● **Work item**
Only the number is wanted: tally the lines below that contain the word "analog".

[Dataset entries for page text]
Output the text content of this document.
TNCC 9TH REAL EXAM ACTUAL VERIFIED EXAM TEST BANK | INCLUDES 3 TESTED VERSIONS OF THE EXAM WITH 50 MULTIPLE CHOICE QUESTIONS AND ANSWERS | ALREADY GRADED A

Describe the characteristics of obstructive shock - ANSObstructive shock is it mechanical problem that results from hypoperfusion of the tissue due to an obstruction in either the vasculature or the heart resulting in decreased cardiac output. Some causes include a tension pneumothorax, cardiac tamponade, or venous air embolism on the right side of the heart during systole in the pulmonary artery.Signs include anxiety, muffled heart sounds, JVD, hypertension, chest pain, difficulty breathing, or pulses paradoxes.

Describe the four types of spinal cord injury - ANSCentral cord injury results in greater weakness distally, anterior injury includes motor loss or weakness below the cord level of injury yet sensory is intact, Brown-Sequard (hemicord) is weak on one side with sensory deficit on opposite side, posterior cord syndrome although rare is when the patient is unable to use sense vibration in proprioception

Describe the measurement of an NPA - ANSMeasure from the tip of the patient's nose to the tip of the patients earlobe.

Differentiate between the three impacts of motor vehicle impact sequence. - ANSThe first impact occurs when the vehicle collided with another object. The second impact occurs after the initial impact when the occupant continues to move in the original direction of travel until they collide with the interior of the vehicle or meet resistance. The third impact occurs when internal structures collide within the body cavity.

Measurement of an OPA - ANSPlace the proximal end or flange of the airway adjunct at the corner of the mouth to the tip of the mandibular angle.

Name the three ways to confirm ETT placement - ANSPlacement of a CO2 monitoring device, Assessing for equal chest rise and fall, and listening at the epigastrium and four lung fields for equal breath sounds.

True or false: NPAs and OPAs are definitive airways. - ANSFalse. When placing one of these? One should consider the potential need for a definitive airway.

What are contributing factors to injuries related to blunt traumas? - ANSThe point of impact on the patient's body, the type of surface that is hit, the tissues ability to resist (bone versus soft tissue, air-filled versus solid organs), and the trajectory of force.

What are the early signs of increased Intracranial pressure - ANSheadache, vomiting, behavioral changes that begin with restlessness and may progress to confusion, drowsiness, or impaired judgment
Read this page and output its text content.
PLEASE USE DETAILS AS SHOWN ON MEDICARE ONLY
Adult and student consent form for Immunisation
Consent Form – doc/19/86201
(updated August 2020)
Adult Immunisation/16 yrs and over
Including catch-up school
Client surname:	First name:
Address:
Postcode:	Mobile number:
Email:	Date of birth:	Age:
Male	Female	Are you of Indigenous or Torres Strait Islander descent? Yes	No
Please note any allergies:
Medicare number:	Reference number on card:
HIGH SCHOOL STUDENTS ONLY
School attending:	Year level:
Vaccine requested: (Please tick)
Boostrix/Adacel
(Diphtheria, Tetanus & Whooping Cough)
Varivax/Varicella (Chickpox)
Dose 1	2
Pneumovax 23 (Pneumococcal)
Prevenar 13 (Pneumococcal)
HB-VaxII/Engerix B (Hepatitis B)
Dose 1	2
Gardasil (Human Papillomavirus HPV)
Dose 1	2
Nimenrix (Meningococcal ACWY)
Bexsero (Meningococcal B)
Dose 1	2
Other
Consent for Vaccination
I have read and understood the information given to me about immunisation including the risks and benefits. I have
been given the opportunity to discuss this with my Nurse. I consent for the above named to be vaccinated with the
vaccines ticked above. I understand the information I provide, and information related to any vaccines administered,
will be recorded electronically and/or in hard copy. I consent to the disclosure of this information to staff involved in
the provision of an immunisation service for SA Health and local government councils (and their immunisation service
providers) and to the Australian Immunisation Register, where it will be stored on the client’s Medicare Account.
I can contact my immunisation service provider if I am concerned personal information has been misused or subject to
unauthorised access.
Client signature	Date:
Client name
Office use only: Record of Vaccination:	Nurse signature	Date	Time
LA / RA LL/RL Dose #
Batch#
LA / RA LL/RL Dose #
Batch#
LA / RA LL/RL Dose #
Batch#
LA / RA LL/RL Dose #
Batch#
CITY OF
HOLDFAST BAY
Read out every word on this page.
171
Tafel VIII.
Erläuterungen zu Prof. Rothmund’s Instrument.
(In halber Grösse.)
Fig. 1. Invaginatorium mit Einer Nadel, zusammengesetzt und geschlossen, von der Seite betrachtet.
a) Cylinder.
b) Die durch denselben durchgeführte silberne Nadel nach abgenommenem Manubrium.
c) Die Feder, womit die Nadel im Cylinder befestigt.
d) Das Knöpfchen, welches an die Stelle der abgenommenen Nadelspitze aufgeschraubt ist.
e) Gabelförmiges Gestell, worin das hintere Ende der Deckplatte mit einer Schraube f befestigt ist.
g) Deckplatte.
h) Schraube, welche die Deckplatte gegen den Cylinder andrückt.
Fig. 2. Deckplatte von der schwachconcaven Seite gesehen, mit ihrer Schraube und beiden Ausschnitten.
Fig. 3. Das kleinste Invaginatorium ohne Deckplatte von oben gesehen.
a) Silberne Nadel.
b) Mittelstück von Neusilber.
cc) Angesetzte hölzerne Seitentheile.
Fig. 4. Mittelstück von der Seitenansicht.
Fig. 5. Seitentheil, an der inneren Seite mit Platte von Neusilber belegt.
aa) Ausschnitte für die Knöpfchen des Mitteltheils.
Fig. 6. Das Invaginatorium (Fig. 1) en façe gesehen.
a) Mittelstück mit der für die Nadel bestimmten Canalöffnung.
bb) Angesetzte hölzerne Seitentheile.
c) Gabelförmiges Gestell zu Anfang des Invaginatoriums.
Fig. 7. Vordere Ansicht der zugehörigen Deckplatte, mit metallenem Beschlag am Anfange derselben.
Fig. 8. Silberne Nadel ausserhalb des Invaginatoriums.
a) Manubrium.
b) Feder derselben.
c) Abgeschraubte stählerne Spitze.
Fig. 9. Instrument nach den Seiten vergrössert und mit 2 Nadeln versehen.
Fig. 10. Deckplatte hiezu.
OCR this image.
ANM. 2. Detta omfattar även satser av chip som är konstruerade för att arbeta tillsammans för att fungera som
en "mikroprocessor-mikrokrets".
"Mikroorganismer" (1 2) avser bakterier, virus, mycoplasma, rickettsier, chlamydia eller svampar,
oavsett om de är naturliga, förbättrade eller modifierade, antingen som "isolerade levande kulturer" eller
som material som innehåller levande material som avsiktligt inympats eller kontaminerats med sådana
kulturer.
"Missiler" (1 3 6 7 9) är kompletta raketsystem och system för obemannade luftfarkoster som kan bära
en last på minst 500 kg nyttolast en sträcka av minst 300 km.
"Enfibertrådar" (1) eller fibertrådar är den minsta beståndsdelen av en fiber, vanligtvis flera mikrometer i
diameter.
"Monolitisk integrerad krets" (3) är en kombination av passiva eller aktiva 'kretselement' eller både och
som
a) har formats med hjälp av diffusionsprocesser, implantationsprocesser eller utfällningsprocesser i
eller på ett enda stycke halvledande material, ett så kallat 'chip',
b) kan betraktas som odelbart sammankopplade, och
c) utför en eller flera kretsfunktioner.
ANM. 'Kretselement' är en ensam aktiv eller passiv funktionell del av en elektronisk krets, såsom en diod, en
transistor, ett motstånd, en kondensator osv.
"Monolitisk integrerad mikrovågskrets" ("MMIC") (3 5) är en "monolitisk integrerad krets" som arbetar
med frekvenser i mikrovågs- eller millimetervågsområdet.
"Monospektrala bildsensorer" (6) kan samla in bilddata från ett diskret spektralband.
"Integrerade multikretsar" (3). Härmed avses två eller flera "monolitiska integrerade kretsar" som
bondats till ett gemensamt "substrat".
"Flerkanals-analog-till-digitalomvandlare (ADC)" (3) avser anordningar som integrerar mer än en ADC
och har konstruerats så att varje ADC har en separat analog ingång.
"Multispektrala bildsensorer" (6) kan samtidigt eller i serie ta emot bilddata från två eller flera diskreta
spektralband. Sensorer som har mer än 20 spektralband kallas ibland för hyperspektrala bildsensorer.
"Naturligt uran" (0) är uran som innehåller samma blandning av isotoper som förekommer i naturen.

● **Task result**
2